▸ **Saved data entries**:
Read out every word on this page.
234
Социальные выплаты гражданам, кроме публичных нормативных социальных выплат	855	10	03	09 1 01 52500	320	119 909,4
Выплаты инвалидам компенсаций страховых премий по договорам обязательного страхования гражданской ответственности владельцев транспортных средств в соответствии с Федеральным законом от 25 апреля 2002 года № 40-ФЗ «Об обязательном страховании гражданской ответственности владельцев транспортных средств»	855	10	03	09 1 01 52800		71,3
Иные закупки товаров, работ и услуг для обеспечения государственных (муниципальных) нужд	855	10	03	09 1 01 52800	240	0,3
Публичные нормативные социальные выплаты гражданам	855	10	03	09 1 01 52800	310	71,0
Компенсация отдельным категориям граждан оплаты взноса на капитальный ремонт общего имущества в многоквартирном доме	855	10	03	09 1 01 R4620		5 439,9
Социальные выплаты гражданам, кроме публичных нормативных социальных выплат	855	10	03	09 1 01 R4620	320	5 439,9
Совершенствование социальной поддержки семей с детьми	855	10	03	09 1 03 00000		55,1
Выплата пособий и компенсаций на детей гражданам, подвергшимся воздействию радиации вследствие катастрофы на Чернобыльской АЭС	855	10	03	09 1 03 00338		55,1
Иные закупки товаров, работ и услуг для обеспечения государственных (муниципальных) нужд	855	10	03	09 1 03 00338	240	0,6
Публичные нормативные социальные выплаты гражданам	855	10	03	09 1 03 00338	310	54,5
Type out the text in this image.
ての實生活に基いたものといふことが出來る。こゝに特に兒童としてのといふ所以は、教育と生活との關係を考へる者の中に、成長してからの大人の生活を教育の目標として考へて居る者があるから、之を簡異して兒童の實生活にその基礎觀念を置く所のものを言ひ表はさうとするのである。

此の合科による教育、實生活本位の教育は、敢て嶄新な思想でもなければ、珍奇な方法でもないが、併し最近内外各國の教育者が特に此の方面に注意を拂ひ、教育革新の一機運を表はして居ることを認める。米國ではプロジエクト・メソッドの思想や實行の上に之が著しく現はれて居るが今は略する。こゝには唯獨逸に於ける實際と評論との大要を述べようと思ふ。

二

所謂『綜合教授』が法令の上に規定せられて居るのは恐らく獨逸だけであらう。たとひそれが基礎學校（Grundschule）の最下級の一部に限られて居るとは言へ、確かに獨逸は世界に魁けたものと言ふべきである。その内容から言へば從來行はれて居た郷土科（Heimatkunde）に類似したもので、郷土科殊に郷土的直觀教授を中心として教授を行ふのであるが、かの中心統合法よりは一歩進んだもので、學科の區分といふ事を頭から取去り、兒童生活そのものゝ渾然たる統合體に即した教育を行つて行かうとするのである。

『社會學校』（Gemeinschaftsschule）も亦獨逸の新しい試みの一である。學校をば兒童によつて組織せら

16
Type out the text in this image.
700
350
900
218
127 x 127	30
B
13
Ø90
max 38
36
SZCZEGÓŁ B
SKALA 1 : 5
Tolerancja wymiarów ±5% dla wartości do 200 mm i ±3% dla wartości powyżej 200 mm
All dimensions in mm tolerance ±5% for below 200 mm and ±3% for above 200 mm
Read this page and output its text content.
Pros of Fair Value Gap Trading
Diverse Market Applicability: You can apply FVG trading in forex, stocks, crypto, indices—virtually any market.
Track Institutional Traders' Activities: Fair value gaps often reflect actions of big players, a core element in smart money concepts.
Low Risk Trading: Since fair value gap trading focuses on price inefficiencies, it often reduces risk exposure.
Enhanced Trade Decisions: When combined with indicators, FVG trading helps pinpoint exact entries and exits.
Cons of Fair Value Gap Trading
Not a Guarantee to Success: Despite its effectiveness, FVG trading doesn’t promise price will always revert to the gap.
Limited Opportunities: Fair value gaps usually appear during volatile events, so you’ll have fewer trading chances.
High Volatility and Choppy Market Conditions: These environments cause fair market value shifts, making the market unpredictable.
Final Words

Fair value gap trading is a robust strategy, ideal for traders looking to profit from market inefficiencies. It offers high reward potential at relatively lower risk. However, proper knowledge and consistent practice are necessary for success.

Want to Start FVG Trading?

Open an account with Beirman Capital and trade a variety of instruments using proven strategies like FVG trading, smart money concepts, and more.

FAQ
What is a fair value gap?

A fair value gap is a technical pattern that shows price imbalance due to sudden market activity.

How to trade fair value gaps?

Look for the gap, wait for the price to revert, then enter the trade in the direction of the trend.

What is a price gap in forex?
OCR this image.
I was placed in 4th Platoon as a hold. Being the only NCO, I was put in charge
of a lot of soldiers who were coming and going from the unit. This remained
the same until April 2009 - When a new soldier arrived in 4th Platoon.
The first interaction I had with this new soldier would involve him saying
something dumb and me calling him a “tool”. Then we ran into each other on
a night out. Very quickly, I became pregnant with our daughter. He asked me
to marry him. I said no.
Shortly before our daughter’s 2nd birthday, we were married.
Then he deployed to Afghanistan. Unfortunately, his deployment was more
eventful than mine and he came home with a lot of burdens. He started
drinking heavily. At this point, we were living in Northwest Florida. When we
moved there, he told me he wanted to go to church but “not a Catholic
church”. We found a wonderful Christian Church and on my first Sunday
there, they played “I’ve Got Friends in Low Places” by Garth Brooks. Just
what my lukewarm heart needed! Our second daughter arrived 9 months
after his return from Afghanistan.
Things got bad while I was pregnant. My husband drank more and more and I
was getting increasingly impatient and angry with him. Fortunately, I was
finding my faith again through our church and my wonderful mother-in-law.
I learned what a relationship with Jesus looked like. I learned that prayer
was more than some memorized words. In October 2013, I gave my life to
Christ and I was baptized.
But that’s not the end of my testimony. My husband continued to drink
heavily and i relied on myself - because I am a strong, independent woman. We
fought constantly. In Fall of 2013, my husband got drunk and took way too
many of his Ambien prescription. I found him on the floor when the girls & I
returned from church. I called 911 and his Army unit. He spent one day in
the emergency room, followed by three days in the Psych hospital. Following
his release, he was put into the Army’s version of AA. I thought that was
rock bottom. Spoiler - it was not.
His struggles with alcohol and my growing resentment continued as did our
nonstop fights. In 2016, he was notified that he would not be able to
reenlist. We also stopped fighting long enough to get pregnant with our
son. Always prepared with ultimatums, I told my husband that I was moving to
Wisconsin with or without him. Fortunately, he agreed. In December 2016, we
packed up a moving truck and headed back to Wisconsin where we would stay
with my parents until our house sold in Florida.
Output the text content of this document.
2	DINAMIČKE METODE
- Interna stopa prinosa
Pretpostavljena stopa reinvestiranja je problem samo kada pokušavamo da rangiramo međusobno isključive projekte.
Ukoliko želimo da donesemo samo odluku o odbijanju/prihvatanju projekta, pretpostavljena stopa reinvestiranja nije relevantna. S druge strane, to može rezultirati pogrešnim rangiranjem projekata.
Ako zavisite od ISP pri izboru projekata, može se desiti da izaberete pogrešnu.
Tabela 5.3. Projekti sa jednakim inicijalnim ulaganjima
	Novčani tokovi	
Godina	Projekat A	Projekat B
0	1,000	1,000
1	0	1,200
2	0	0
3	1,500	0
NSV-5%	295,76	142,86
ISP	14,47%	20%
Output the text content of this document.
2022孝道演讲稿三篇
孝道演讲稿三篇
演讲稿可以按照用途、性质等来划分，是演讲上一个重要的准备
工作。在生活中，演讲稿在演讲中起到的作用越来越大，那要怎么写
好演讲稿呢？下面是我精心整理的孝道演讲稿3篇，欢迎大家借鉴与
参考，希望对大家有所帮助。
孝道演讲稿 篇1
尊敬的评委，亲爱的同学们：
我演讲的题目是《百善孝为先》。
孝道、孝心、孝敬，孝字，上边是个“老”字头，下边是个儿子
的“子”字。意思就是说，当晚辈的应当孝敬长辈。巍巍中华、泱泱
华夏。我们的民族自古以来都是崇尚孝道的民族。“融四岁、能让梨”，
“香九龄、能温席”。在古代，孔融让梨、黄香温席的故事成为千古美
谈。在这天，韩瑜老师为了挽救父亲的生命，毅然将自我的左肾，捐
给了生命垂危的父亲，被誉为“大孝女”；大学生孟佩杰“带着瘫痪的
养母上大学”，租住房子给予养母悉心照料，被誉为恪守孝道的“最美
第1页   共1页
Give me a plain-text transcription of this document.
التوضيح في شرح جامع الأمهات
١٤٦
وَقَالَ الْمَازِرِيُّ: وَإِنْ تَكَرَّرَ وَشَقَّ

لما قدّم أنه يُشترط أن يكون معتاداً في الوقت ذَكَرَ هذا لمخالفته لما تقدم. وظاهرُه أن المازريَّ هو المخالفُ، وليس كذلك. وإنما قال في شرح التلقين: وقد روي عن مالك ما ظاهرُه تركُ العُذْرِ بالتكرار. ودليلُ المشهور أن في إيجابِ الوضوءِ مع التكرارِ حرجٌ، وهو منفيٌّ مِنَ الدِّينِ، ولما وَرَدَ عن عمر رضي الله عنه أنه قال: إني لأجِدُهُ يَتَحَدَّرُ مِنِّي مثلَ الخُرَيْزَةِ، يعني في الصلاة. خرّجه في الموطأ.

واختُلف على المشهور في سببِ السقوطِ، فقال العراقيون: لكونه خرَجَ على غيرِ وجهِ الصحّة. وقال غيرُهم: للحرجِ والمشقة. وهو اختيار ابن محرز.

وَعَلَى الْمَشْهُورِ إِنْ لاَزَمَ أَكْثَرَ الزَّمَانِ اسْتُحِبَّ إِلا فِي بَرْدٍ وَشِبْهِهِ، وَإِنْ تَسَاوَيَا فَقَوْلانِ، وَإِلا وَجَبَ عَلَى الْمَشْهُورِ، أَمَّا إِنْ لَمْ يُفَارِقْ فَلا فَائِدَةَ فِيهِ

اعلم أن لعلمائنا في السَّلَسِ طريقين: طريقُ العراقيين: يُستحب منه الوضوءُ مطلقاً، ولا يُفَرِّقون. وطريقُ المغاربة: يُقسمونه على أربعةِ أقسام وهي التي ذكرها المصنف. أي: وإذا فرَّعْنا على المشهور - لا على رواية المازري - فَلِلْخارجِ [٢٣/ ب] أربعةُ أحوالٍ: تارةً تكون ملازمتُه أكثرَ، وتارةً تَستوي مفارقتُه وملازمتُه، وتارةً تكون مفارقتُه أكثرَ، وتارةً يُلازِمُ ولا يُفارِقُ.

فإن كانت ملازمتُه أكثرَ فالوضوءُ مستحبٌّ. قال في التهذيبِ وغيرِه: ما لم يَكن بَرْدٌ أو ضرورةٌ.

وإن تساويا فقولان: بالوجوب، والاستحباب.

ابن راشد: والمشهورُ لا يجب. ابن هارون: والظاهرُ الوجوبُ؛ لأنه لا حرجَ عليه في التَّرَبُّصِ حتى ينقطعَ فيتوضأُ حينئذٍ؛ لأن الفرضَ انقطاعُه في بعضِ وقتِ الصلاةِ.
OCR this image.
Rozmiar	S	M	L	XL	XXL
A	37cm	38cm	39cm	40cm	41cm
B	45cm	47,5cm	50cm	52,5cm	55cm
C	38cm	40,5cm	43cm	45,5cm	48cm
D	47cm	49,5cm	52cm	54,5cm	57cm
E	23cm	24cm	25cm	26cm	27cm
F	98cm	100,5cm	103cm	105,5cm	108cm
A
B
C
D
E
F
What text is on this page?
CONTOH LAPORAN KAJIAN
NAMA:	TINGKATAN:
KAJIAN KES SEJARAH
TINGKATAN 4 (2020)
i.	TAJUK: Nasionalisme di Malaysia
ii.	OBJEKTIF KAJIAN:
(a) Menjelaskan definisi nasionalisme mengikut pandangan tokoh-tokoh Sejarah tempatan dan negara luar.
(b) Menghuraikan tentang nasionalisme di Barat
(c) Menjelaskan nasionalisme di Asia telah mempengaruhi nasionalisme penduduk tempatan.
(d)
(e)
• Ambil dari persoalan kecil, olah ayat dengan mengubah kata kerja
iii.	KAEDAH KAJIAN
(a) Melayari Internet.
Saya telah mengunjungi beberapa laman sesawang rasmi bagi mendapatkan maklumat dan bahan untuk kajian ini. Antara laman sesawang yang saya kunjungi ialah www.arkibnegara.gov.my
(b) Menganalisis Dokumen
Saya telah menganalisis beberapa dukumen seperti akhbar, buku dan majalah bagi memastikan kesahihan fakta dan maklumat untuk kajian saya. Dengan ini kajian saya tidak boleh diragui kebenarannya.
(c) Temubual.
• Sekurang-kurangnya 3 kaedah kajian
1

▸ **Task details**: Print nothing but the lines from the line with "What text is on this page?" to the last line of the records above. Both of those lines count.

▸ **Exercise result**:
What text is on this page?
CONTOH LAPORAN KAJIAN
NAMA:	TINGKATAN:
KAJIAN KES SEJARAH
TINGKATAN 4 (2020)
i.	TAJUK: Nasionalisme di Malaysia
ii.	OBJEKTIF KAJIAN:
(a) Menjelaskan definisi nasionalisme mengikut pandangan tokoh-tokoh Sejarah tempatan dan negara luar.
(b) Menghuraikan tentang nasionalisme di Barat
(c) Menjelaskan nasionalisme di Asia telah mempengaruhi nasionalisme penduduk tempatan.
(d)
(e)
• Ambil dari persoalan kecil, olah ayat dengan mengubah kata kerja
iii.	KAEDAH KAJIAN
(a) Melayari Internet.
Saya telah mengunjungi beberapa laman sesawang rasmi bagi mendapatkan maklumat dan bahan untuk kajian ini. Antara laman sesawang yang saya kunjungi ialah www.arkibnegara.gov.my
(b) Menganalisis Dokumen
Saya telah menganalisis beberapa dukumen seperti akhbar, buku dan majalah bagi memastikan kesahihan fakta dan maklumat untuk kajian saya. Dengan ini kajian saya tidak boleh diragui kebenarannya.
(c) Temubual.
• Sekurang-kurangnya 3 kaedah kajian
1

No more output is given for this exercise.